#### [EXERCISE BRIEF]
Gather the lines below that include the string "Kodak", copying each in full.

━━━━━━━━━━━━━━━━

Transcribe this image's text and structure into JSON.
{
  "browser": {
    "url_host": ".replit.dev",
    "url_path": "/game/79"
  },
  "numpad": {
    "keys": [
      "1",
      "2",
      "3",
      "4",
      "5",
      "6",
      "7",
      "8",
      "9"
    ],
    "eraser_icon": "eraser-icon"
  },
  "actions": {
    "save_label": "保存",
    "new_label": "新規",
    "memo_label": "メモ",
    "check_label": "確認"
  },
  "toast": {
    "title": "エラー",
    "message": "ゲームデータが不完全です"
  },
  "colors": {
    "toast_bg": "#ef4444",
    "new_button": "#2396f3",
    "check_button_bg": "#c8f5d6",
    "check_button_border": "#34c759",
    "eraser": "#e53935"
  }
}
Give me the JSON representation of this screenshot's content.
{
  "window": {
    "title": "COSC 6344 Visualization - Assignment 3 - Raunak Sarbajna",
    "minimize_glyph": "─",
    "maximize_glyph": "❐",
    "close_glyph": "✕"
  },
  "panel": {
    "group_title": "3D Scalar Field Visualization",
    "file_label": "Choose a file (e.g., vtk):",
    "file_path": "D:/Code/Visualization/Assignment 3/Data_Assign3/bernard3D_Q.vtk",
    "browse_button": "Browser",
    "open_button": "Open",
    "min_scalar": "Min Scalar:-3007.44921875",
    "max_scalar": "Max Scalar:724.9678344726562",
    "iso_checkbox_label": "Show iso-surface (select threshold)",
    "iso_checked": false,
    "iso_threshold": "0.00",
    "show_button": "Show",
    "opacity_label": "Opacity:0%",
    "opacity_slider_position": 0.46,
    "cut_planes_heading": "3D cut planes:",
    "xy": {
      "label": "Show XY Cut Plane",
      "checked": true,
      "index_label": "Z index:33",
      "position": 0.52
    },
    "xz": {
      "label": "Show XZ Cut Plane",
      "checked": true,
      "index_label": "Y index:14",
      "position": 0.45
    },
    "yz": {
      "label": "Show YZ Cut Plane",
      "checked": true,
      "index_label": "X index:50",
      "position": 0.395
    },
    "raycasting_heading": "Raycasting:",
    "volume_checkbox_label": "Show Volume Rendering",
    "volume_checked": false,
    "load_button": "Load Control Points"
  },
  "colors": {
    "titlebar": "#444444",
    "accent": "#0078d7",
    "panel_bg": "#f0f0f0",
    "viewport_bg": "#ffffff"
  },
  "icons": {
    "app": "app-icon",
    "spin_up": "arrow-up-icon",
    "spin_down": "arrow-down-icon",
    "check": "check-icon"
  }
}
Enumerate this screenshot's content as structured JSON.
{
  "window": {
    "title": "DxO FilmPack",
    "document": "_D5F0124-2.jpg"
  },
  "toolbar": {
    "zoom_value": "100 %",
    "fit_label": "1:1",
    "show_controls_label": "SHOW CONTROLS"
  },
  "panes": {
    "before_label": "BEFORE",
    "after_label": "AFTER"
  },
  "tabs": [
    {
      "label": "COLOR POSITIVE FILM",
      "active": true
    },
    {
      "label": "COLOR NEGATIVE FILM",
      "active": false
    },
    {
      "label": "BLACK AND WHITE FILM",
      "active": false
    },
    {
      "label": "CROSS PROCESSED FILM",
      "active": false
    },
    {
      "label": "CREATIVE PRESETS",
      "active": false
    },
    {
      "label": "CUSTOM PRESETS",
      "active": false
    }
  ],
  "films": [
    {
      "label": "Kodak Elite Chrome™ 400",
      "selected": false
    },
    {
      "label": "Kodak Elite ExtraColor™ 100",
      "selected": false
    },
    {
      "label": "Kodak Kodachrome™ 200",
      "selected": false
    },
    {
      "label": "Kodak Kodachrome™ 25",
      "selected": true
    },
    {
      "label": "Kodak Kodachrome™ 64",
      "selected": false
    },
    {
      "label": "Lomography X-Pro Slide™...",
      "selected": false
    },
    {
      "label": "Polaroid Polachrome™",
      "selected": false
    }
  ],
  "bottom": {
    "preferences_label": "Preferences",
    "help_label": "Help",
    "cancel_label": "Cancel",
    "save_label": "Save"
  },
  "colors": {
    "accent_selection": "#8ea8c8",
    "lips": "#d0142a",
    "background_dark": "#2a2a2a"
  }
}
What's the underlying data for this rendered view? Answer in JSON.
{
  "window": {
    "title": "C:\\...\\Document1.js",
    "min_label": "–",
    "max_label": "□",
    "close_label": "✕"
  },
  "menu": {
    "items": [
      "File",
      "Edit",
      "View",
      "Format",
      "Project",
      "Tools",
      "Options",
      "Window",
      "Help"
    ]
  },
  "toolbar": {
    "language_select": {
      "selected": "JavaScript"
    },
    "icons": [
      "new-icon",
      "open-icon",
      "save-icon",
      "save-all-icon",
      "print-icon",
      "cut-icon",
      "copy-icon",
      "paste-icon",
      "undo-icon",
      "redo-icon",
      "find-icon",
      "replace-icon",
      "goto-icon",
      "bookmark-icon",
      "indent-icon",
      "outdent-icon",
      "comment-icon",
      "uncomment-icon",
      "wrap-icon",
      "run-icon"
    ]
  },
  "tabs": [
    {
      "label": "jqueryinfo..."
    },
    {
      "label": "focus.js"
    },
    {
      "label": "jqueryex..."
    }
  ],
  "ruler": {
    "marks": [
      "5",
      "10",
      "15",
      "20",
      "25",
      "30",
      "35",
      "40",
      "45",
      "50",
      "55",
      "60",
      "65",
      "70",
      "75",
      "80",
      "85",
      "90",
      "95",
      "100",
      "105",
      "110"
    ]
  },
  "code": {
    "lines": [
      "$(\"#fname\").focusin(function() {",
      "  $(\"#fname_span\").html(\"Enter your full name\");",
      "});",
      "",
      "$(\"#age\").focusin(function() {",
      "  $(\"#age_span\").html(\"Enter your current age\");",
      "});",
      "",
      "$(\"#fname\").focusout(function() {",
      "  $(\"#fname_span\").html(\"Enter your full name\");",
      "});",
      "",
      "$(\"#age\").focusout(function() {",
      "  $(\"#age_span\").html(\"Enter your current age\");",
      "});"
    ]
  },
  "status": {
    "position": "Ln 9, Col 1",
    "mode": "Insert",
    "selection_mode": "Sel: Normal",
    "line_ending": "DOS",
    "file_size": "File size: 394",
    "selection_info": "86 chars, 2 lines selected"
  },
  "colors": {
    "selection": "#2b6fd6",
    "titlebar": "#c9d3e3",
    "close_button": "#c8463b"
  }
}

━━━━━━━━━━━━━━━━

#### [SOLUTION TO THIS PROBLEM]
      "label": "Kodak Elite Chrome™ 400",
      "label": "Kodak Elite ExtraColor™ 100",
      "label": "Kodak Kodachrome™ 200",
      "label": "Kodak Kodachrome™ 25",
      "label": "Kodak Kodachrome™ 64",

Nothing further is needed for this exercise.